Exercise aim: The entries below contain pictures. Retype everything except those pictures, exactly as given.

Exercise material:
==========
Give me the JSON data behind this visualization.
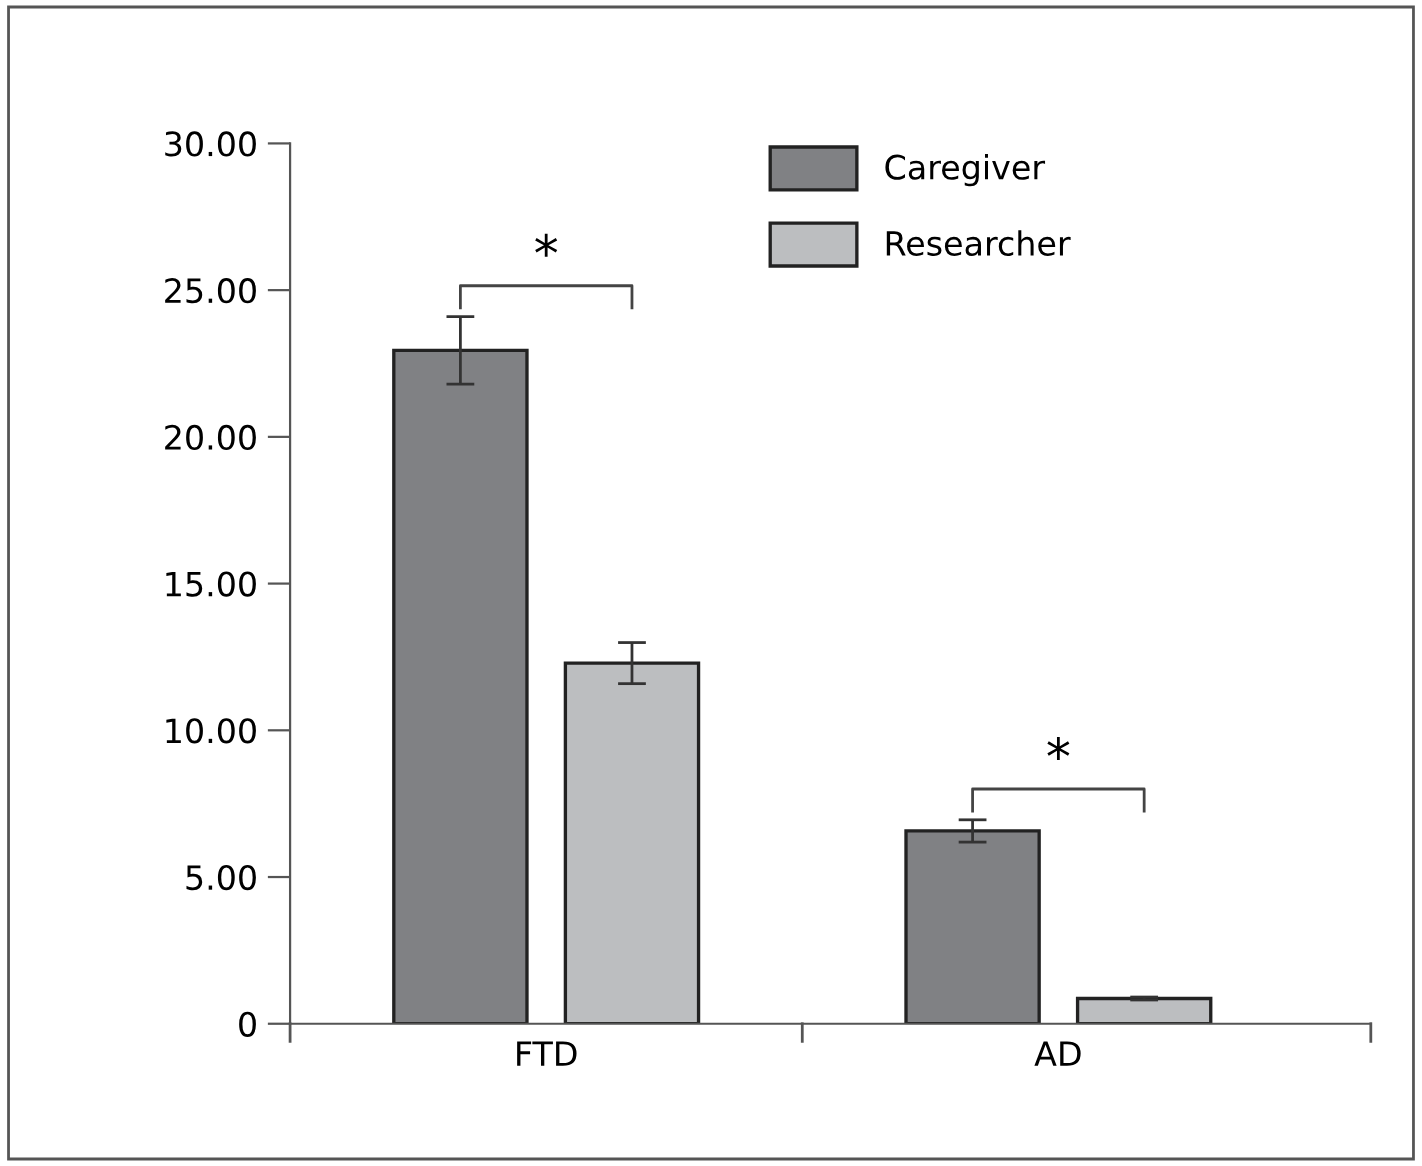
{
  "chart_data": {
    "type": "bar",
    "categories": [
      "FTD",
      "AD"
    ],
    "series": [
      {
        "name": "Caregiver",
        "color": "#808184",
        "values": [
          22.95,
          6.57
        ],
        "errors": [
          1.15,
          0.38
        ]
      },
      {
        "name": "Researcher",
        "color": "#bcbec0",
        "values": [
          12.29,
          0.86
        ],
        "errors": [
          0.7,
          0.05
        ]
      }
    ],
    "ylim": [
      0,
      30
    ],
    "yticks": [
      {
        "value": 0,
        "label": "0"
      },
      {
        "value": 5,
        "label": "5.00"
      },
      {
        "value": 10,
        "label": "10.00"
      },
      {
        "value": 15,
        "label": "15.00"
      },
      {
        "value": 20,
        "label": "20.00"
      },
      {
        "value": 25,
        "label": "25.00"
      },
      {
        "value": 30,
        "label": "30.00"
      }
    ],
    "annotations": [
      "*",
      "*"
    ],
    "legend": "top right",
    "grid": false
  }
}
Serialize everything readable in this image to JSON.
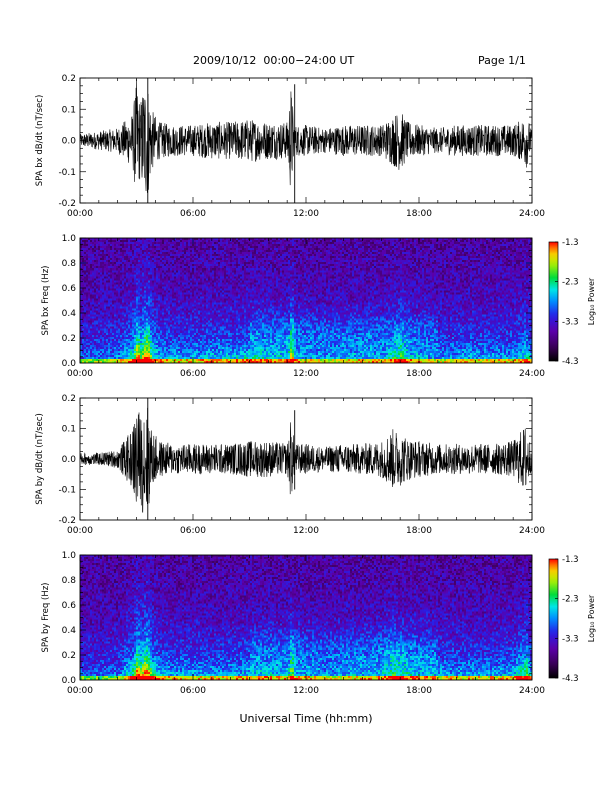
==========
Completed task:
Give me the JSON data behind this visualization.
{
  "chart_data": {
    "type": "bar",
    "categories": [
      "FTD",
      "AD"
    ],
    "series": [
      {
        "name": "Caregiver",
        "color": "#808184",
        "values": [
          22.95,
          6.57
        ],
        "errors": [
          1.15,
          0.38
        ]
      },
      {
        "name": "Researcher",
        "color": "#bcbec0",
        "values": [
          12.29,
          0.86
        ],
        "errors": [
          0.7,
          0.05
        ]
      }
    ],
    "ylim": [
      0,
      30
    ],
    "yticks": [
      {
        "value": 0,
        "label": "0"
      },
      {
        "value": 5,
        "label": "5.00"
      },
      {
        "value": 10,
        "label": "10.00"
      },
      {
        "value": 15,
        "label": "15.00"
      },
      {
        "value": 20,
        "label": "20.00"
      },
      {
        "value": 25,
        "label": "25.00"
      },
      {
        "value": 30,
        "label": "30.00"
      }
    ],
    "annotations": [
      "*",
      "*"
    ],
    "legend": "top right",
    "grid": false
  }
}
Serialize everything readable in this image to JSON.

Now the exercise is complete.